**WRITTEN REQUEST:** Output an exact reproduction of the data.

**RECORDED DATA:**
::::::
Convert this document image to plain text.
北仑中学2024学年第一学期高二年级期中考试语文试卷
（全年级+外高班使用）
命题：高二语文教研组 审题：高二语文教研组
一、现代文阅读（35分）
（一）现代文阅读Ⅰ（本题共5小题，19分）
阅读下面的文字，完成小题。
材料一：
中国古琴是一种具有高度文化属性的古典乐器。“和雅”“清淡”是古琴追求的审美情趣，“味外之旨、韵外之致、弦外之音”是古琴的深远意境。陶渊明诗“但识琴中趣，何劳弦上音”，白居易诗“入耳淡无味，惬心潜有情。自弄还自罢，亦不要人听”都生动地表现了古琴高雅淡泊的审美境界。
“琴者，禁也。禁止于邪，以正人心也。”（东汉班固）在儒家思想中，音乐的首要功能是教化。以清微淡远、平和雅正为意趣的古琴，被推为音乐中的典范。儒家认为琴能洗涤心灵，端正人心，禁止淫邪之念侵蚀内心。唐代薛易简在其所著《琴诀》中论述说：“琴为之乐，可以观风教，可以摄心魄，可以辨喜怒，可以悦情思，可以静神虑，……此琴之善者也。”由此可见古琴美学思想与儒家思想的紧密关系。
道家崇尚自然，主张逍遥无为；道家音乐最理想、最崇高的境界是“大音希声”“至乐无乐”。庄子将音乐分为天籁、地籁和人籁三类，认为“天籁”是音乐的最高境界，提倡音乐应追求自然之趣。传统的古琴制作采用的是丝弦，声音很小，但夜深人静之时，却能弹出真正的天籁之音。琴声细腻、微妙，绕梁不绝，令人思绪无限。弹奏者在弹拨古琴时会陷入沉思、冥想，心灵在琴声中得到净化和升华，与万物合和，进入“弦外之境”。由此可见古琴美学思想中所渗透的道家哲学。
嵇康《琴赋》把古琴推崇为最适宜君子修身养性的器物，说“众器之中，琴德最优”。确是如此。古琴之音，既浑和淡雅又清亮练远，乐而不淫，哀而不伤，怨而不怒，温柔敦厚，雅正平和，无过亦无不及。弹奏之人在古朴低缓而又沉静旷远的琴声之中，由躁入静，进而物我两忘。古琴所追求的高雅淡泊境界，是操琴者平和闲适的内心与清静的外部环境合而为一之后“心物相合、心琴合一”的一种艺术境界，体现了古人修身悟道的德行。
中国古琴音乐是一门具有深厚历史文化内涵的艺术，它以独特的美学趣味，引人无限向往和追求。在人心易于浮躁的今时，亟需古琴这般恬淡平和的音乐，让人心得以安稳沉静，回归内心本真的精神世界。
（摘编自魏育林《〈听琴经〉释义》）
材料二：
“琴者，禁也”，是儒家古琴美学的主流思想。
::::::
**SOLUTION TO THIS PROBLEM:**
Convert this document image to plain text.
北仑中学2024学年第一学期高二年级期中考试语文试卷
（全年级+外高班使用）
命题：高二语文教研组 审题：高二语文教研组
一、现代文阅读（35分）
（一）现代文阅读Ⅰ（本题共5小题，19分）
阅读下面的文字，完成小题。
材料一：
中国古琴是一种具有高度文化属性的古典乐器。“和雅”“清淡”是古琴追求的审美情趣，“味外之旨、韵外之致、弦外之音”是古琴的深远意境。陶渊明诗“但识琴中趣，何劳弦上音”，白居易诗“入耳淡无味，惬心潜有情。自弄还自罢，亦不要人听”都生动地表现了古琴高雅淡泊的审美境界。
“琴者，禁也。禁止于邪，以正人心也。”（东汉班固）在儒家思想中，音乐的首要功能是教化。以清微淡远、平和雅正为意趣的古琴，被推为音乐中的典范。儒家认为琴能洗涤心灵，端正人心，禁止淫邪之念侵蚀内心。唐代薛易简在其所著《琴诀》中论述说：“琴为之乐，可以观风教，可以摄心魄，可以辨喜怒，可以悦情思，可以静神虑，……此琴之善者也。”由此可见古琴美学思想与儒家思想的紧密关系。
道家崇尚自然，主张逍遥无为；道家音乐最理想、最崇高的境界是“大音希声”“至乐无乐”。庄子将音乐分为天籁、地籁和人籁三类，认为“天籁”是音乐的最高境界，提倡音乐应追求自然之趣。传统的古琴制作采用的是丝弦，声音很小，但夜深人静之时，却能弹出真正的天籁之音。琴声细腻、微妙，绕梁不绝，令人思绪无限。弹奏者在弹拨古琴时会陷入沉思、冥想，心灵在琴声中得到净化和升华，与万物合和，进入“弦外之境”。由此可见古琴美学思想中所渗透的道家哲学。
嵇康《琴赋》把古琴推崇为最适宜君子修身养性的器物，说“众器之中，琴德最优”。确是如此。古琴之音，既浑和淡雅又清亮练远，乐而不淫，哀而不伤，怨而不怒，温柔敦厚，雅正平和，无过亦无不及。弹奏之人在古朴低缓而又沉静旷远的琴声之中，由躁入静，进而物我两忘。古琴所追求的高雅淡泊境界，是操琴者平和闲适的内心与清静的外部环境合而为一之后“心物相合、心琴合一”的一种艺术境界，体现了古人修身悟道的德行。
中国古琴音乐是一门具有深厚历史文化内涵的艺术，它以独特的美学趣味，引人无限向往和追求。在人心易于浮躁的今时，亟需古琴这般恬淡平和的音乐，让人心得以安稳沉静，回归内心本真的精神世界。
（摘编自魏育林《〈听琴经〉释义》）
材料二：
“琴者，禁也”，是儒家古琴美学的主流思想。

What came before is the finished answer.